- [Problem requirements]:
Filter the records below down to lines containing "color".
━━ Records supplied ━━
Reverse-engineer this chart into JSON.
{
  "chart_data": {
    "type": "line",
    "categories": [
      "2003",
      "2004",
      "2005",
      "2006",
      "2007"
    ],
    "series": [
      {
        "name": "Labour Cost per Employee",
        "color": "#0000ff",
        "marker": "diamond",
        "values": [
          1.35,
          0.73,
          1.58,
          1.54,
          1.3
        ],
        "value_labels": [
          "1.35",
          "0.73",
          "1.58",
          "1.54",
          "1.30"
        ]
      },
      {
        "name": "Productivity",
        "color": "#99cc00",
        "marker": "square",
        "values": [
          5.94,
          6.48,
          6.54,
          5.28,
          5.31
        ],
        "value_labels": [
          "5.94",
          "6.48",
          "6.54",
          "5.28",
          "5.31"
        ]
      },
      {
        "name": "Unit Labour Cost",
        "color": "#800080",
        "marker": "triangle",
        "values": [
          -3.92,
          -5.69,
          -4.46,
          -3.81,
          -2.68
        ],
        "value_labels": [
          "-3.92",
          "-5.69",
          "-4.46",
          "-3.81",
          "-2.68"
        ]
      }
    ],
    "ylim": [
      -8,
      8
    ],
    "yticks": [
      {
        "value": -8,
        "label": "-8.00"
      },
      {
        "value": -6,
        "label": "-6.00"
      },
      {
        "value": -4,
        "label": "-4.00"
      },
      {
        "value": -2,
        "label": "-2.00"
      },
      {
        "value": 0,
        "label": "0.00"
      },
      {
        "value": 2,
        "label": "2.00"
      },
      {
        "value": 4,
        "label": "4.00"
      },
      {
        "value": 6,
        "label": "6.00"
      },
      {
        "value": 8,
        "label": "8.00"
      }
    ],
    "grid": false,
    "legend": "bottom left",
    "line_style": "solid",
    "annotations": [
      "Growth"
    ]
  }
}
━━━
- [Answer for this exercise]:
        "color": "#0000ff",
        "color": "#99cc00",
        "color": "#800080",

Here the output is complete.